Aim of the task: Write out every entry exactly as it stands.
——————————
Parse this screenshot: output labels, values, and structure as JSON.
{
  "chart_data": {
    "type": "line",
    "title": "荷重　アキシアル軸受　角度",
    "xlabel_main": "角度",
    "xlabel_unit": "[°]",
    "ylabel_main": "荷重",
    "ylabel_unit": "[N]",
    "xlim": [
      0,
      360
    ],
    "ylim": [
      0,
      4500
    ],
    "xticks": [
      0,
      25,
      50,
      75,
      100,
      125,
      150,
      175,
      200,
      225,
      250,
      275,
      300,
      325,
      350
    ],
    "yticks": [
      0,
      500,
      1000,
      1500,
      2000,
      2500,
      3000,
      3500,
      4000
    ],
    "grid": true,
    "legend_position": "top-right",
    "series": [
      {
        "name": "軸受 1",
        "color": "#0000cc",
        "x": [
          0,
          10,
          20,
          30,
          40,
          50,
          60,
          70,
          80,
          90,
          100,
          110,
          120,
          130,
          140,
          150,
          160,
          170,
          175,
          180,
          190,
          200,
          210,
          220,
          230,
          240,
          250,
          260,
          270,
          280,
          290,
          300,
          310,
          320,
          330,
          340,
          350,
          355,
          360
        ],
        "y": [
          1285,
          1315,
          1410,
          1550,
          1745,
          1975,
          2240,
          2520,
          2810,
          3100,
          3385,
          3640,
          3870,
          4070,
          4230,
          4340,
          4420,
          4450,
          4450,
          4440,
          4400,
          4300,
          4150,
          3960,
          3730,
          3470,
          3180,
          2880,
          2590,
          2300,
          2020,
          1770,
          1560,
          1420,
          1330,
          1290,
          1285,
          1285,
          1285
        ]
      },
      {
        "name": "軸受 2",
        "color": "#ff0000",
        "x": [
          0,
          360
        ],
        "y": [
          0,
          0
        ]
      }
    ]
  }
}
——————————
In response:
Parse this screenshot: output labels, values, and structure as JSON.
{
  "chart_data": {
    "type": "line",
    "title": "荷重　アキシアル軸受　角度",
    "xlabel_main": "角度",
    "xlabel_unit": "[°]",
    "ylabel_main": "荷重",
    "ylabel_unit": "[N]",
    "xlim": [
      0,
      360
    ],
    "ylim": [
      0,
      4500
    ],
    "xticks": [
      0,
      25,
      50,
      75,
      100,
      125,
      150,
      175,
      200,
      225,
      250,
      275,
      300,
      325,
      350
    ],
    "yticks": [
      0,
      500,
      1000,
      1500,
      2000,
      2500,
      3000,
      3500,
      4000
    ],
    "grid": true,
    "legend_position": "top-right",
    "series": [
      {
        "name": "軸受 1",
        "color": "#0000cc",
        "x": [
          0,
          10,
          20,
          30,
          40,
          50,
          60,
          70,
          80,
          90,
          100,
          110,
          120,
          130,
          140,
          150,
          160,
          170,
          175,
          180,
          190,
          200,
          210,
          220,
          230,
          240,
          250,
          260,
          270,
          280,
          290,
          300,
          310,
          320,
          330,
          340,
          350,
          355,
          360
        ],
        "y": [
          1285,
          1315,
          1410,
          1550,
          1745,
          1975,
          2240,
          2520,
          2810,
          3100,
          3385,
          3640,
          3870,
          4070,
          4230,
          4340,
          4420,
          4450,
          4450,
          4440,
          4400,
          4300,
          4150,
          3960,
          3730,
          3470,
          3180,
          2880,
          2590,
          2300,
          2020,
          1770,
          1560,
          1420,
          1330,
          1290,
          1285,
          1285,
          1285
        ]
      },
      {
        "name": "軸受 2",
        "color": "#ff0000",
        "x": [
          0,
          360
        ],
        "y": [
          0,
          0
        ]
      }
    ]
  }
}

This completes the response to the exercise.